Lines of data:
/---

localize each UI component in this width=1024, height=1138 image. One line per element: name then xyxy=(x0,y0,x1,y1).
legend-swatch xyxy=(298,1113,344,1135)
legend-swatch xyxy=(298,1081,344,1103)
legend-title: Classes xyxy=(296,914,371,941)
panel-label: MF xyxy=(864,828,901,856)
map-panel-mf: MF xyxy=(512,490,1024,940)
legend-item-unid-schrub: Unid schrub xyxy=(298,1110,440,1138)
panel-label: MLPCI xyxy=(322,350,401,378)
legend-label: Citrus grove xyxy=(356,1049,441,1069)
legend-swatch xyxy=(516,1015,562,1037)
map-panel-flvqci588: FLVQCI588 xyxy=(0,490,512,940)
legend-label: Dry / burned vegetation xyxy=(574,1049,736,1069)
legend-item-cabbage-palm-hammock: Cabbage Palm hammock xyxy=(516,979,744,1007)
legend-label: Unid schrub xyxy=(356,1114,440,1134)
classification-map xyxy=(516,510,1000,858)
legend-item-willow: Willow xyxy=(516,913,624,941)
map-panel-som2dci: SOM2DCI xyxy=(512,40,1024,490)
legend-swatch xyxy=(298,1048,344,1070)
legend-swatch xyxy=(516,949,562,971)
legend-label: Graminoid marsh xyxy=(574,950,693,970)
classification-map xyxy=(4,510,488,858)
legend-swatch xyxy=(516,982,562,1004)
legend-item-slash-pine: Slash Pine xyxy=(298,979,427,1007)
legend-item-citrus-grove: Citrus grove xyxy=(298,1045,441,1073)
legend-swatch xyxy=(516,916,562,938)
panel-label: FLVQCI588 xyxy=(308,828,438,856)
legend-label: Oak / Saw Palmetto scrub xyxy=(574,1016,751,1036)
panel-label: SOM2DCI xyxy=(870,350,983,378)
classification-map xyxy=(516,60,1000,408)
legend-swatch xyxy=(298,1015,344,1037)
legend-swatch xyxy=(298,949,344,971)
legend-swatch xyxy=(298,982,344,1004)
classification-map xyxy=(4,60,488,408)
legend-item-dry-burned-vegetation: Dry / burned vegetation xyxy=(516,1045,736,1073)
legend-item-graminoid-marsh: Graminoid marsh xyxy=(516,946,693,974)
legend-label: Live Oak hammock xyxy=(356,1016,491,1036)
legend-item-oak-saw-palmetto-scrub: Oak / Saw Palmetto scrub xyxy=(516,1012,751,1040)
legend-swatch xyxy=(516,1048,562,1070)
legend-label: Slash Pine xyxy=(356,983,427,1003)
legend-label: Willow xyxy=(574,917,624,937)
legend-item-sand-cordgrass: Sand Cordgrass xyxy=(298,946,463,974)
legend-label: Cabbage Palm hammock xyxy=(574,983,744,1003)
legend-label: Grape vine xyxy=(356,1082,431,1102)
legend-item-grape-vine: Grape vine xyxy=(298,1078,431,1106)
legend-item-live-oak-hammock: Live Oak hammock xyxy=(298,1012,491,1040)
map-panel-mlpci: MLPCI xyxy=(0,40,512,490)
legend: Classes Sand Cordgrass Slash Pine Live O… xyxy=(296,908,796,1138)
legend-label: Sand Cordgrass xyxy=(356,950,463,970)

\---

→ **WORK REQUIRED**: Output the items unchanged, starting at the first one and ending at the line that contains "map-panel-flvqci588: FLVQCI588 xyxy=(0,490,512,940)", with both ends included.

→ **ANSWER BELOW**:
localize each UI component in this width=1024, height=1138 image. One line per element: name then xyxy=(x0,y0,x1,y1).
legend-swatch xyxy=(298,1113,344,1135)
legend-swatch xyxy=(298,1081,344,1103)
legend-title: Classes xyxy=(296,914,371,941)
panel-label: MF xyxy=(864,828,901,856)
map-panel-mf: MF xyxy=(512,490,1024,940)
legend-item-unid-schrub: Unid schrub xyxy=(298,1110,440,1138)
panel-label: MLPCI xyxy=(322,350,401,378)
legend-label: Citrus grove xyxy=(356,1049,441,1069)
legend-swatch xyxy=(516,1015,562,1037)
map-panel-flvqci588: FLVQCI588 xyxy=(0,490,512,940)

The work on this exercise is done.